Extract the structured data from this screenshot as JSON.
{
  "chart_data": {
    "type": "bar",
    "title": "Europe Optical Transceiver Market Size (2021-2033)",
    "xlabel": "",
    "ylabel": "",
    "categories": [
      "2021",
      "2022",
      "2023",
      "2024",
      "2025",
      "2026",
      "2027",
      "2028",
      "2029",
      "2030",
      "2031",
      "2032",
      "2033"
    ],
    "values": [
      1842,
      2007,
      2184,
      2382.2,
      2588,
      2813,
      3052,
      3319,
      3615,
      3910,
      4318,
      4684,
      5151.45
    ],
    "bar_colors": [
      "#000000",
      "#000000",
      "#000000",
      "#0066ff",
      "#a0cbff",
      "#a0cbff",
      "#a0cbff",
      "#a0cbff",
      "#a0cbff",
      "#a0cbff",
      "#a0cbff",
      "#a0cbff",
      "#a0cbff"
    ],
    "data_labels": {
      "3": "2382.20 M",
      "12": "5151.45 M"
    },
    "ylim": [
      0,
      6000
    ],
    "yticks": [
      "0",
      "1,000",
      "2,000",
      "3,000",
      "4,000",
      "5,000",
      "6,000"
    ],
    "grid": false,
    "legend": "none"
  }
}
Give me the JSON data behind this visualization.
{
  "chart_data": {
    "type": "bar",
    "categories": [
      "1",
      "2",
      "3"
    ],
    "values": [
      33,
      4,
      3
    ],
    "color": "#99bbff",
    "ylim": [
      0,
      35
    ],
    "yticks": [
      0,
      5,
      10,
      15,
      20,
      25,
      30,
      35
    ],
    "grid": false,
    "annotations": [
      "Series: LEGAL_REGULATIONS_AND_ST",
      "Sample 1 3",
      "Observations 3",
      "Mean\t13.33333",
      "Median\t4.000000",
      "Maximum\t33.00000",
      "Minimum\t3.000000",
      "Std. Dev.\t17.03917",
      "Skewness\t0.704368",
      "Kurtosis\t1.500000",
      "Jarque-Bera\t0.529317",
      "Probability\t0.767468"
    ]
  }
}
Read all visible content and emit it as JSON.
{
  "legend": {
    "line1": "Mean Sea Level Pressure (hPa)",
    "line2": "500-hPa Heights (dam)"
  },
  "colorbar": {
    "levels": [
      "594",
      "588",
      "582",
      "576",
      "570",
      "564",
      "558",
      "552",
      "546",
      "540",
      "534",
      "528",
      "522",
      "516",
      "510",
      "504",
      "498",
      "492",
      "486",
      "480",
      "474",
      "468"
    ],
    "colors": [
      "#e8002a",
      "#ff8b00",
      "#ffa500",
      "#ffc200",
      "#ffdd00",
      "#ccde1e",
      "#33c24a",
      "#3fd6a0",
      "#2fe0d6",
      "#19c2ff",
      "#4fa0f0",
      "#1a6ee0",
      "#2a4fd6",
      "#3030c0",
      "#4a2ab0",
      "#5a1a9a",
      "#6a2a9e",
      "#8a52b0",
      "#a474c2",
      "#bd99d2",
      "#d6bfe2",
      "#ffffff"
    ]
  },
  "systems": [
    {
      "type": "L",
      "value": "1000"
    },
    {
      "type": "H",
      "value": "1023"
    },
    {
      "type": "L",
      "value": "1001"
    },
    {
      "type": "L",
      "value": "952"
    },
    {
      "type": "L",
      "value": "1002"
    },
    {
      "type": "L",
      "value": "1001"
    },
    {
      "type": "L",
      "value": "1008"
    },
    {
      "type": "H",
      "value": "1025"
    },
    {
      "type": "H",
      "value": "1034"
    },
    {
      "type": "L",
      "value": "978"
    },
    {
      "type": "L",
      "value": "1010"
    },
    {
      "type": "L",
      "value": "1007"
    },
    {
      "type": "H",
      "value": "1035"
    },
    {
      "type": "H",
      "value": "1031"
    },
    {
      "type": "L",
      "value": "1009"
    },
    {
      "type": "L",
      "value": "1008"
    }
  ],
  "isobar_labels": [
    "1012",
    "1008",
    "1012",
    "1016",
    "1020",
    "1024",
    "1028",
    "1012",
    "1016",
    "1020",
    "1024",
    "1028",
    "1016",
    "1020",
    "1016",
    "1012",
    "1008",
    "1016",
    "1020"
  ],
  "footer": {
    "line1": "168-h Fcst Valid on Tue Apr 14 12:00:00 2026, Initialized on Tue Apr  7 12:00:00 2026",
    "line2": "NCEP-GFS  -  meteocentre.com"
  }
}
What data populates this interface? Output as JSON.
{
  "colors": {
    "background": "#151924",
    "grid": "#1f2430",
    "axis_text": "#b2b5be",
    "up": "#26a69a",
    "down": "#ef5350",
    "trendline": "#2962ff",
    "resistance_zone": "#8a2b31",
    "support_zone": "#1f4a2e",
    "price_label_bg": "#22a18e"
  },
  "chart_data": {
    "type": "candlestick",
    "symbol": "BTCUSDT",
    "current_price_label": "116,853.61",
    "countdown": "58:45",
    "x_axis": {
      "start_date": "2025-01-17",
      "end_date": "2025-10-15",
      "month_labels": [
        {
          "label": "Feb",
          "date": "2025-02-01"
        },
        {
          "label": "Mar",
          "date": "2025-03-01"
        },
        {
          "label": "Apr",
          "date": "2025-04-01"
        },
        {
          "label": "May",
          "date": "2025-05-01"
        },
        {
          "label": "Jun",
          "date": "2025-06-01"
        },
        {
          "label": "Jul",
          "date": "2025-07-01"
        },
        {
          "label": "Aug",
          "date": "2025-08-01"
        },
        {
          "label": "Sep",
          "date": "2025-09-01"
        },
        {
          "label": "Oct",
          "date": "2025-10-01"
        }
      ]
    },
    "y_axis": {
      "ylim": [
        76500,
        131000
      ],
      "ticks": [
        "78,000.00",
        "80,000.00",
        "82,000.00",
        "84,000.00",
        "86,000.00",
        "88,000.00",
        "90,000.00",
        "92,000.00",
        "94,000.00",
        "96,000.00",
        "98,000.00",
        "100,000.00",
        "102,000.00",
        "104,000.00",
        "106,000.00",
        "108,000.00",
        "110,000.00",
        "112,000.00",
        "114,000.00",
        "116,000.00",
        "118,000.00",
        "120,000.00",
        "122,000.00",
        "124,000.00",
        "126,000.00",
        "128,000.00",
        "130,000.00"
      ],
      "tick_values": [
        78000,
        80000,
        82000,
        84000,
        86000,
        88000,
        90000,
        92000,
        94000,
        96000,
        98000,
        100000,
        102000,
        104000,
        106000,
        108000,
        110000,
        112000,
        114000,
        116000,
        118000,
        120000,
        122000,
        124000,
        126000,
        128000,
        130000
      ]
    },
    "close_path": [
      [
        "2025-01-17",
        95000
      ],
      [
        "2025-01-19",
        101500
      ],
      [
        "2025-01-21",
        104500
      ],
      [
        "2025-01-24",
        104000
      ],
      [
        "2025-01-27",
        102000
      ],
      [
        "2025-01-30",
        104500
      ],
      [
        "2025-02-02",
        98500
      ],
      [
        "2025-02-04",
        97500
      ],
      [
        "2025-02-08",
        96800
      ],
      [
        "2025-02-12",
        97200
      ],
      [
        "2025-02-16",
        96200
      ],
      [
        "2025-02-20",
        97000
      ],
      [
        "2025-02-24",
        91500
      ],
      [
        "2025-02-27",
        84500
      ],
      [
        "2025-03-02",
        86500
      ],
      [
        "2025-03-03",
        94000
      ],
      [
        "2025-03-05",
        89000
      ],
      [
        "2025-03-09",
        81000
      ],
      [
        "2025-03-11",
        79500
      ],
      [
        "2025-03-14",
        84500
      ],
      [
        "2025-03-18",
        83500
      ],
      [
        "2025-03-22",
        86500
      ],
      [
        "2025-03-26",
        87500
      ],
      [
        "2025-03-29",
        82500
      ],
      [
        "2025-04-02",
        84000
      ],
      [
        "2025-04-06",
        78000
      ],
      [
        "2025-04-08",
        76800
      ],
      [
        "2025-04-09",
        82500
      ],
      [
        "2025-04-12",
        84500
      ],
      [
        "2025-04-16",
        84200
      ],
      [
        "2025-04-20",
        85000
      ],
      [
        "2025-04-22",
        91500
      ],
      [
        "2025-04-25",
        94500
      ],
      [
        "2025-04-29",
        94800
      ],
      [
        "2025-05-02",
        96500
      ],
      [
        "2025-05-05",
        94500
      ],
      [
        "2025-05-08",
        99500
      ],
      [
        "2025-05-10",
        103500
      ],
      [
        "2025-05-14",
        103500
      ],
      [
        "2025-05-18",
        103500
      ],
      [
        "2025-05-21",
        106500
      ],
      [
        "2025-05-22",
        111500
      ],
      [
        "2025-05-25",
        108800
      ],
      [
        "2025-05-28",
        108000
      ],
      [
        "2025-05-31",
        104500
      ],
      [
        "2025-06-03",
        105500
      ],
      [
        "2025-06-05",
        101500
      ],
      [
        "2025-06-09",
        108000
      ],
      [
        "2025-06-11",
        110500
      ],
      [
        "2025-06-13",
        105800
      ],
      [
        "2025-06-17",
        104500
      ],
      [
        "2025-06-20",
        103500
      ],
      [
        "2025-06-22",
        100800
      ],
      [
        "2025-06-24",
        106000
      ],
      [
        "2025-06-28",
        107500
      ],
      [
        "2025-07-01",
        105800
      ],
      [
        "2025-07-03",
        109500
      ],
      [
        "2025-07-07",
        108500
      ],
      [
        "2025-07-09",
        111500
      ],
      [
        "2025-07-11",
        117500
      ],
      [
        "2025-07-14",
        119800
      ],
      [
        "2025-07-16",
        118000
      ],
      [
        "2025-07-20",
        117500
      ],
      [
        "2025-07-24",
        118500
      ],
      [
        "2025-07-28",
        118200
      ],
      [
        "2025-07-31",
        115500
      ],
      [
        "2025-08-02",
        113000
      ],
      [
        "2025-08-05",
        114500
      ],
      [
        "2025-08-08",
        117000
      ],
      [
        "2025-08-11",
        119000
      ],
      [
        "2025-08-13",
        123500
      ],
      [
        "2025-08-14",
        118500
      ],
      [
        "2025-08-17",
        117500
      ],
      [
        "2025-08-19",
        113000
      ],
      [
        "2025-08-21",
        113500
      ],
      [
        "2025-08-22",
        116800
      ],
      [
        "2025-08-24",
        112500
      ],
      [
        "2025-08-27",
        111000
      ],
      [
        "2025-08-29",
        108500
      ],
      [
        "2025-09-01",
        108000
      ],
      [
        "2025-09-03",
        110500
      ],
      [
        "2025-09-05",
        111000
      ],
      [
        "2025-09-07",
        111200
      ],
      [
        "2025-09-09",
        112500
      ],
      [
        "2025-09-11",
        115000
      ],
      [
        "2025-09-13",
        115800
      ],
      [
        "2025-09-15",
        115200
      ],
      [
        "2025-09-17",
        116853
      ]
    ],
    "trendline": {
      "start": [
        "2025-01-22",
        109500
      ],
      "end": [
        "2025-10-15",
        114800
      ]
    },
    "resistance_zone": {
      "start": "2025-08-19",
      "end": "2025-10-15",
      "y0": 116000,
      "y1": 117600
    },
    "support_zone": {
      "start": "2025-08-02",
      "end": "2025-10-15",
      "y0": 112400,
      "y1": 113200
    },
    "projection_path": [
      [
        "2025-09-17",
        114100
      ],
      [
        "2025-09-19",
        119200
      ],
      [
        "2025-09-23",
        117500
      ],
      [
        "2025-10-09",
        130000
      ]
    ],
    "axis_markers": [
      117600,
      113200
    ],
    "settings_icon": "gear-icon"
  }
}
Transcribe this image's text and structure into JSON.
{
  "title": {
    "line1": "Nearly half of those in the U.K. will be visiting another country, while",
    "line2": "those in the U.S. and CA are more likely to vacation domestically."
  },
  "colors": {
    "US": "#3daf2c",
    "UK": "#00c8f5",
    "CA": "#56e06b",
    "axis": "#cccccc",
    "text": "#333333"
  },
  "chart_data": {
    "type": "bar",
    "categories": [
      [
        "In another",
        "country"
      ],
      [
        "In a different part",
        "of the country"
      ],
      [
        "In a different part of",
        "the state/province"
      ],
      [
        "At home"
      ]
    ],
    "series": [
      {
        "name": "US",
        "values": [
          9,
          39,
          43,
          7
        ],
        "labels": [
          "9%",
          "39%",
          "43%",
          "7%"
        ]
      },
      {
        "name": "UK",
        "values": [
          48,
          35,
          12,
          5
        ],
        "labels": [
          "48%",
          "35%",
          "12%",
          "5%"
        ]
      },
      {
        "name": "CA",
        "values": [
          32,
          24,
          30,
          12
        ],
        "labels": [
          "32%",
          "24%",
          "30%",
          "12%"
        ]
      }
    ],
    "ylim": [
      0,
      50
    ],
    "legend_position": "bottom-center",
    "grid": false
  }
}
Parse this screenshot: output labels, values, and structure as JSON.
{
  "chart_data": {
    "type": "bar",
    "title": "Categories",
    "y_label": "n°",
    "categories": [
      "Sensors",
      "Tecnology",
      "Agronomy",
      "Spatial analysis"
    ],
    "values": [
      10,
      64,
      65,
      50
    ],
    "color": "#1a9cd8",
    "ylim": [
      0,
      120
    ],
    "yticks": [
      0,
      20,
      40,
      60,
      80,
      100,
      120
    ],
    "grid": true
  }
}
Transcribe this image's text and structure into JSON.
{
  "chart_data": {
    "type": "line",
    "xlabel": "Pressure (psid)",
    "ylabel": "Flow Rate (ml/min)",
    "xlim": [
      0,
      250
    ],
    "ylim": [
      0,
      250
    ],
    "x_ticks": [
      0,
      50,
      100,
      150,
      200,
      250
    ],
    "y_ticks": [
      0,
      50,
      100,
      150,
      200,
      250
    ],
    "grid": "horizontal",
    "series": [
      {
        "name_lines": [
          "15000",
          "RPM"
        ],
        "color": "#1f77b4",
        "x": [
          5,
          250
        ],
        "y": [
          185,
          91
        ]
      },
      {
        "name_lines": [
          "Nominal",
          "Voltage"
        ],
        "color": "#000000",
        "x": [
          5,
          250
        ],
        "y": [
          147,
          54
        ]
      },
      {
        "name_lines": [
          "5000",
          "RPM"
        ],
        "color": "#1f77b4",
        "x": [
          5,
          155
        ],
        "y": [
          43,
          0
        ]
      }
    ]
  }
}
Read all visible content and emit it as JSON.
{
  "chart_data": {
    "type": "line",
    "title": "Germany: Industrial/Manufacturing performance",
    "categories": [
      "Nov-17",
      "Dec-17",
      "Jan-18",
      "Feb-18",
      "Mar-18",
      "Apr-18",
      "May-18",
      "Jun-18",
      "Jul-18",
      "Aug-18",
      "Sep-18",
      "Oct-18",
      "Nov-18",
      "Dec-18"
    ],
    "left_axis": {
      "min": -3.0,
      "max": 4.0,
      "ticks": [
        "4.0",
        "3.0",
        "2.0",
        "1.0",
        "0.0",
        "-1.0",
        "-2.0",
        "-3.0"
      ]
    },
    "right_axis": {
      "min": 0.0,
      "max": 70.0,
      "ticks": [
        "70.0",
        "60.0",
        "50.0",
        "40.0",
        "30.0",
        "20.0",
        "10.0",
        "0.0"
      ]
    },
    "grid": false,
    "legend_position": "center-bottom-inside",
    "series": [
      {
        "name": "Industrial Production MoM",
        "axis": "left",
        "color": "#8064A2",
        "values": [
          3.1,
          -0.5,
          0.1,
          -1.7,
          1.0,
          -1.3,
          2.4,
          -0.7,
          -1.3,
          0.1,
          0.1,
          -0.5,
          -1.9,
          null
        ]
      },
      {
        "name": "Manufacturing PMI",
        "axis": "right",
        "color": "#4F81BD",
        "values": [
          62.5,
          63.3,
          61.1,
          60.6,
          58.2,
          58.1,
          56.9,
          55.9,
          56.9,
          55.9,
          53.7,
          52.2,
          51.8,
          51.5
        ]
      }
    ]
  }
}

▶ _Set task_: Read through the entries and copy every line that includes "another".

▶ _Task result_:
    "line1": "Nearly half of those in the U.K. will be visiting another country, while",
        "In another",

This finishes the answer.